## Start Input

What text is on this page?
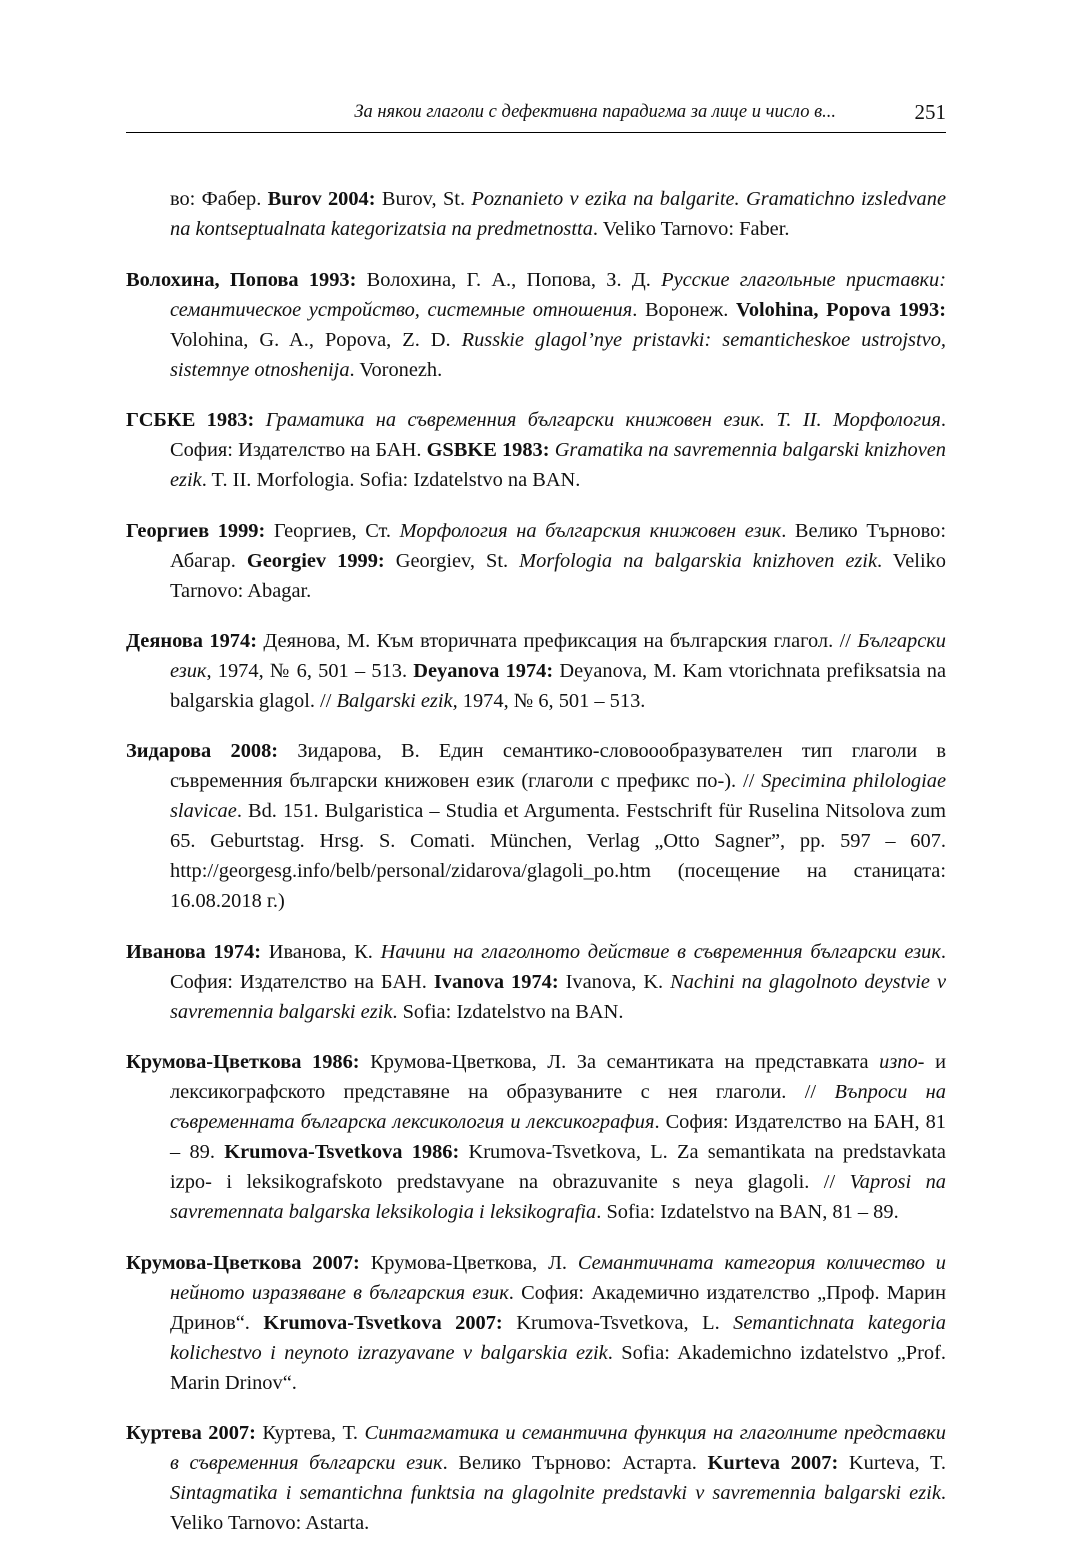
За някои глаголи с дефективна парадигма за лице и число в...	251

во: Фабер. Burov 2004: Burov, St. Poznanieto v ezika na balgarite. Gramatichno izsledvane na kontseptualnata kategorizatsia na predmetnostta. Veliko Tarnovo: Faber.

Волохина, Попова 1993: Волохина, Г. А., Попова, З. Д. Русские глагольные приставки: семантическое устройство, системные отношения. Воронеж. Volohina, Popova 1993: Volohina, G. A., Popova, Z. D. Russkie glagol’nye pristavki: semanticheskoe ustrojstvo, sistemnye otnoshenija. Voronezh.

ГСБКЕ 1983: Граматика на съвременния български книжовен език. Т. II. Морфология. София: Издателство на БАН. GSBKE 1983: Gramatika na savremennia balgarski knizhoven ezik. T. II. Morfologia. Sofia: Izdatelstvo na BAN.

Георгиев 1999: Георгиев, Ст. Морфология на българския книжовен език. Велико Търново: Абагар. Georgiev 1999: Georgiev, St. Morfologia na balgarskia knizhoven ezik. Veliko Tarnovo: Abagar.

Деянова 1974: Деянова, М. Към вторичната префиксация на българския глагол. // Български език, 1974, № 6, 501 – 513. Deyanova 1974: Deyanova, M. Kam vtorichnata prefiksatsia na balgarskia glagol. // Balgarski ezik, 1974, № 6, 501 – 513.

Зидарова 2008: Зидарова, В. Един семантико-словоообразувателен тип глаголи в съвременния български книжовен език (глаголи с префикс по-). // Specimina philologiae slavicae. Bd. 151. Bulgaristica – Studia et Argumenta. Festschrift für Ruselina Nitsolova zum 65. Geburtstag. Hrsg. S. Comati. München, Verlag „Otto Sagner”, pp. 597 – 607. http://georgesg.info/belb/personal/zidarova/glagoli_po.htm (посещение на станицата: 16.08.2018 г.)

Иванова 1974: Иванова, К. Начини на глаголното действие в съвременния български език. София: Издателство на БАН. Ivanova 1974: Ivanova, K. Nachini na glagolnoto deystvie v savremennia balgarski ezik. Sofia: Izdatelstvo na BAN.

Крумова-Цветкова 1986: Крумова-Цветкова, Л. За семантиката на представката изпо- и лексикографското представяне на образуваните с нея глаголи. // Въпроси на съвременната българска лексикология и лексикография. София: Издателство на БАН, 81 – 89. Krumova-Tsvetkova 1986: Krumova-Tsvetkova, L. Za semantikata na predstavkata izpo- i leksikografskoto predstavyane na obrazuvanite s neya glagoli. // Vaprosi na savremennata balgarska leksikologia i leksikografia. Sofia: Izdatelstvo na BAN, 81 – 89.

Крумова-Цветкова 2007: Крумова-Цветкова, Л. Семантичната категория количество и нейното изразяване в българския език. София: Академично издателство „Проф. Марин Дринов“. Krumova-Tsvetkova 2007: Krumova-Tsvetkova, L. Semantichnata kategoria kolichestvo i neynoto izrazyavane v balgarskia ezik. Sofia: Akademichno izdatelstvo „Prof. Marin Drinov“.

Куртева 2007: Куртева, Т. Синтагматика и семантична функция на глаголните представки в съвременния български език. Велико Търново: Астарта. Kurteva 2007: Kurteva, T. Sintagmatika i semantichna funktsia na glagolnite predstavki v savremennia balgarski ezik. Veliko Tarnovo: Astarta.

## End Input
## Start Input

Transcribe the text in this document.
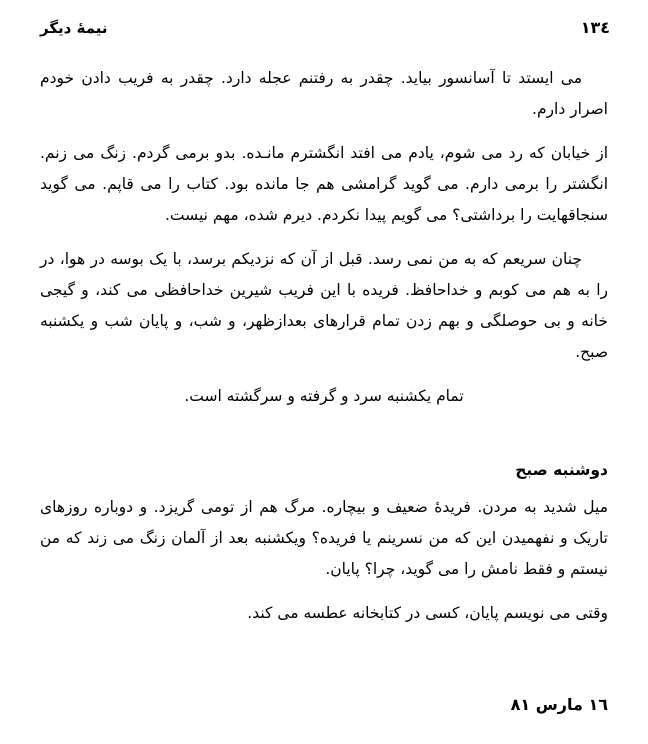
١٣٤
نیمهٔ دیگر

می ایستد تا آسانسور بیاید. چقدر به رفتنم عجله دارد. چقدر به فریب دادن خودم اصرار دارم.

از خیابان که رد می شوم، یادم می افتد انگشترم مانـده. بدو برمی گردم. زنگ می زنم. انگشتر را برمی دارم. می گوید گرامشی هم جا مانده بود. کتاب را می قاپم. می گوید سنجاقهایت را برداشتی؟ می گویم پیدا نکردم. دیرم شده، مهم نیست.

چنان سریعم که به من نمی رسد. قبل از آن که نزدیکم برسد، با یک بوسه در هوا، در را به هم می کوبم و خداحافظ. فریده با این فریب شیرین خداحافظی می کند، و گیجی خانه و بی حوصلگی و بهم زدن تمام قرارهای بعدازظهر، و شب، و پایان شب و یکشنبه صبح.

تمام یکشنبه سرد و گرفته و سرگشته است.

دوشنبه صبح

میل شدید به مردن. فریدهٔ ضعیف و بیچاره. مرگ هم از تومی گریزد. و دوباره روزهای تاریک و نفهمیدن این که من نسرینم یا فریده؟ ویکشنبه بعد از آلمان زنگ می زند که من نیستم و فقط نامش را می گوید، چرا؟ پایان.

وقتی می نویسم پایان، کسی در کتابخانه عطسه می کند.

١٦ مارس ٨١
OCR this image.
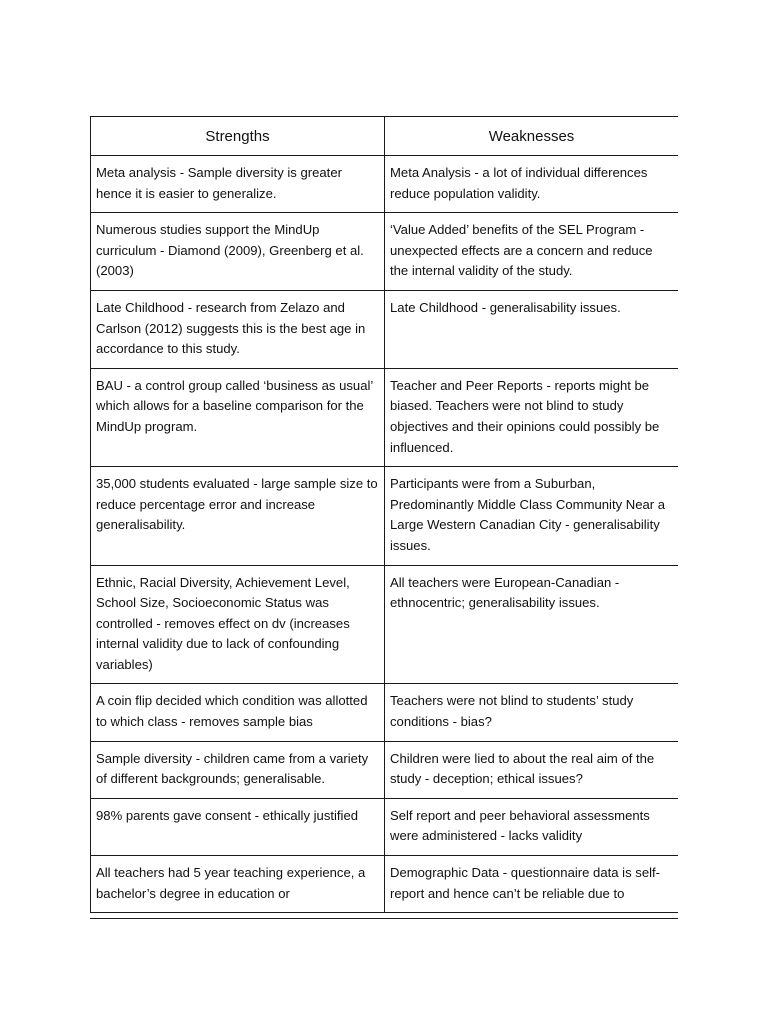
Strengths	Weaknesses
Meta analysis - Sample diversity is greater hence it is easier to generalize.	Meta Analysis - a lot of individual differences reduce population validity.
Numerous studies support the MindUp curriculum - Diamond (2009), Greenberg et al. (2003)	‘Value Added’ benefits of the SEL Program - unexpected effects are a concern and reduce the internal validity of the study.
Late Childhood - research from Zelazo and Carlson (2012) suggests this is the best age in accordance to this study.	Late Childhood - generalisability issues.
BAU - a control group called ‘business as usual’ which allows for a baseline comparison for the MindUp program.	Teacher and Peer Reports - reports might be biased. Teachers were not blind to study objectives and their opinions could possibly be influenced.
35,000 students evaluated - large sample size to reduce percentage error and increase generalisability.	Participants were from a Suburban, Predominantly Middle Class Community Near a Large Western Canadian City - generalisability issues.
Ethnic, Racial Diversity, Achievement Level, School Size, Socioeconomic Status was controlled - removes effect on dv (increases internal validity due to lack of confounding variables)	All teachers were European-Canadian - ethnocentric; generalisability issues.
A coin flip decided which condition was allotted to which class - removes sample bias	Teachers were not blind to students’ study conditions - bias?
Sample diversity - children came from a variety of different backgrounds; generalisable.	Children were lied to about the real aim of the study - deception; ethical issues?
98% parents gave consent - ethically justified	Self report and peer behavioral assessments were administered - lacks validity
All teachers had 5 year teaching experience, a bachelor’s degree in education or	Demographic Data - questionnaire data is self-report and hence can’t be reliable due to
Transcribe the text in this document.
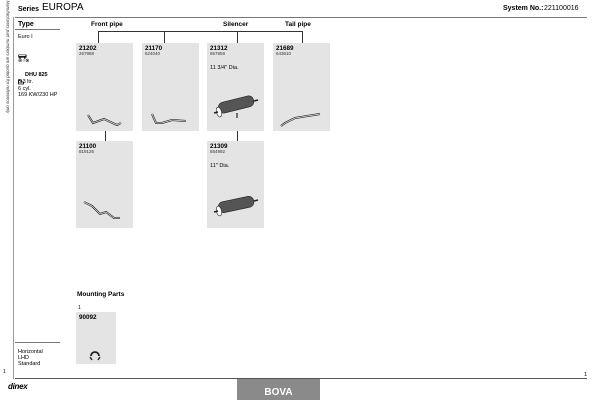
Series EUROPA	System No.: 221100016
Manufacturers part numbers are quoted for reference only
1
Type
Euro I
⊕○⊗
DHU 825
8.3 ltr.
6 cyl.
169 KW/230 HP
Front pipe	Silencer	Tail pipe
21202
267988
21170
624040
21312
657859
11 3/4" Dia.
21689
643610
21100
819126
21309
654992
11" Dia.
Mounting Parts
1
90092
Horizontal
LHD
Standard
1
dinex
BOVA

## End Input

Your goal: Only a number is wanted: how many lines of the material above hold "Canadian"?

The solution: 2